(begin)

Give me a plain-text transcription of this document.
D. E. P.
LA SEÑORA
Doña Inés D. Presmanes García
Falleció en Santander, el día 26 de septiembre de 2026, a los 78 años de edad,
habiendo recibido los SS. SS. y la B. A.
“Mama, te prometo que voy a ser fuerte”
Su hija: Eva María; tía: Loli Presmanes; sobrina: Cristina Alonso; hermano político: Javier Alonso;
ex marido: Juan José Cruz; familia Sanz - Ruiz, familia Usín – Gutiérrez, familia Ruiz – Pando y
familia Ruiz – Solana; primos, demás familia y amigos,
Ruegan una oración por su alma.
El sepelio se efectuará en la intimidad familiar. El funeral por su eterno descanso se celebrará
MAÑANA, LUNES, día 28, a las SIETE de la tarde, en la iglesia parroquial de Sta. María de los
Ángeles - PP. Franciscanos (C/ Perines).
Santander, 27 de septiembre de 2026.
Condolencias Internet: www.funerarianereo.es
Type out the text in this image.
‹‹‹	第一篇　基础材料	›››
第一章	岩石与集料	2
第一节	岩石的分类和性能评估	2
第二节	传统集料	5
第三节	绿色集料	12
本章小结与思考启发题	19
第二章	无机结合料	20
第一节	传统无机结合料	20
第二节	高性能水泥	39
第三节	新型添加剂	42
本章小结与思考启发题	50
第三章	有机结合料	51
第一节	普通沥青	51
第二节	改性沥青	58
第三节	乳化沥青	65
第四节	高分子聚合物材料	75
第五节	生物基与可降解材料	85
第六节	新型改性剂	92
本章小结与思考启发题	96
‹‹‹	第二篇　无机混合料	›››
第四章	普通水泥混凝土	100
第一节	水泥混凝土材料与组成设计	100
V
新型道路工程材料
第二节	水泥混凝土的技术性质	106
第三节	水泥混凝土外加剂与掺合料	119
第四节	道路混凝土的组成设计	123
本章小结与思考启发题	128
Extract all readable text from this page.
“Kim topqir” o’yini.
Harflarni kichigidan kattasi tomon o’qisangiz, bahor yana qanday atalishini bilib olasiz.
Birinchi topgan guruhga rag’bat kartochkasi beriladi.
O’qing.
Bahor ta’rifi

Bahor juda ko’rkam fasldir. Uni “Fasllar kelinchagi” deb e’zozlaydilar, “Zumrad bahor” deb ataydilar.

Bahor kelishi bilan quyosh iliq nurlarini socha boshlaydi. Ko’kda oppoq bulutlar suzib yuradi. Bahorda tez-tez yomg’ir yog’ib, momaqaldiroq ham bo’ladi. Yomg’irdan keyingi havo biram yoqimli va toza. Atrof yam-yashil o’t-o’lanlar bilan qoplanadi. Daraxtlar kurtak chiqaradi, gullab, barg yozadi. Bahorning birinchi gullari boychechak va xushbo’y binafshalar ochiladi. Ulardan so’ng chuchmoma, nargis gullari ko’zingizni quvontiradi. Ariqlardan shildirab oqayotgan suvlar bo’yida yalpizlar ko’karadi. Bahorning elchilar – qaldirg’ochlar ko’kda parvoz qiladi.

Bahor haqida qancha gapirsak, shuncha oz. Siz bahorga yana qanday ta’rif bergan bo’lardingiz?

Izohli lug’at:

(end)

EXERCISE
Repeat each record exactly. Omit nothing.

IN RESPONSE
Give me a plain-text transcription of this document.
D. E. P.
LA SEÑORA
Doña Inés D. Presmanes García
Falleció en Santander, el día 26 de septiembre de 2026, a los 78 años de edad,
habiendo recibido los SS. SS. y la B. A.
“Mama, te prometo que voy a ser fuerte”
Su hija: Eva María; tía: Loli Presmanes; sobrina: Cristina Alonso; hermano político: Javier Alonso;
ex marido: Juan José Cruz; familia Sanz - Ruiz, familia Usín – Gutiérrez, familia Ruiz – Pando y
familia Ruiz – Solana; primos, demás familia y amigos,
Ruegan una oración por su alma.
El sepelio se efectuará en la intimidad familiar. El funeral por su eterno descanso se celebrará
MAÑANA, LUNES, día 28, a las SIETE de la tarde, en la iglesia parroquial de Sta. María de los
Ángeles - PP. Franciscanos (C/ Perines).
Santander, 27 de septiembre de 2026.
Condolencias Internet: www.funerarianereo.es
Type out the text in this image.
‹‹‹	第一篇　基础材料	›››
第一章	岩石与集料	2
第一节	岩石的分类和性能评估	2
第二节	传统集料	5
第三节	绿色集料	12
本章小结与思考启发题	19
第二章	无机结合料	20
第一节	传统无机结合料	20
第二节	高性能水泥	39
第三节	新型添加剂	42
本章小结与思考启发题	50
第三章	有机结合料	51
第一节	普通沥青	51
第二节	改性沥青	58
第三节	乳化沥青	65
第四节	高分子聚合物材料	75
第五节	生物基与可降解材料	85
第六节	新型改性剂	92
本章小结与思考启发题	96
‹‹‹	第二篇　无机混合料	›››
第四章	普通水泥混凝土	100
第一节	水泥混凝土材料与组成设计	100
V
新型道路工程材料
第二节	水泥混凝土的技术性质	106
第三节	水泥混凝土外加剂与掺合料	119
第四节	道路混凝土的组成设计	123
本章小结与思考启发题	128
Extract all readable text from this page.
“Kim topqir” o’yini.
Harflarni kichigidan kattasi tomon o’qisangiz, bahor yana qanday atalishini bilib olasiz.
Birinchi topgan guruhga rag’bat kartochkasi beriladi.
O’qing.
Bahor ta’rifi

Bahor juda ko’rkam fasldir. Uni “Fasllar kelinchagi” deb e’zozlaydilar, “Zumrad bahor” deb ataydilar.

Bahor kelishi bilan quyosh iliq nurlarini socha boshlaydi. Ko’kda oppoq bulutlar suzib yuradi. Bahorda tez-tez yomg’ir yog’ib, momaqaldiroq ham bo’ladi. Yomg’irdan keyingi havo biram yoqimli va toza. Atrof yam-yashil o’t-o’lanlar bilan qoplanadi. Daraxtlar kurtak chiqaradi, gullab, barg yozadi. Bahorning birinchi gullari boychechak va xushbo’y binafshalar ochiladi. Ulardan so’ng chuchmoma, nargis gullari ko’zingizni quvontiradi. Ariqlardan shildirab oqayotgan suvlar bo’yida yalpizlar ko’karadi. Bahorning elchilar – qaldirg’ochlar ko’kda parvoz qiladi.

Bahor haqida qancha gapirsak, shuncha oz. Siz bahorga yana qanday ta’rif bergan bo’lardingiz?

Izohli lug’at:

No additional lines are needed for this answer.